Only the lines holding the string "Control" are needed. Copy each one.

## begin

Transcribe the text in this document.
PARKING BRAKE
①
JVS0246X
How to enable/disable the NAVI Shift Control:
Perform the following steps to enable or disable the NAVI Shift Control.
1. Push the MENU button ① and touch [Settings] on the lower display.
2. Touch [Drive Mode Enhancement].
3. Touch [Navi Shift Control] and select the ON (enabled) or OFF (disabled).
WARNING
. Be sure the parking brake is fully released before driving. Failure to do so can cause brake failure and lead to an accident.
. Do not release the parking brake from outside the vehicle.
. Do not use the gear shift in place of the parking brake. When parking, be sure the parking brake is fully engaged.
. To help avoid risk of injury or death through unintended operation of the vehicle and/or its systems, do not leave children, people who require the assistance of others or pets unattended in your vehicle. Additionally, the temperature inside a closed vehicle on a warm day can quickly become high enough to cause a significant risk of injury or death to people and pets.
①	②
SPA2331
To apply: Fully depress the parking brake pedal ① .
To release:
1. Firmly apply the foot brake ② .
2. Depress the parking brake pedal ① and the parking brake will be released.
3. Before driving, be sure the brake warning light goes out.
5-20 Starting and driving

## end

(FULL OUTPUT)
How to enable/disable the NAVI Shift Control:
Perform the following steps to enable or disable the NAVI Shift Control.
3. Touch [Navi Shift Control] and select the ON (enabled) or OFF (disabled).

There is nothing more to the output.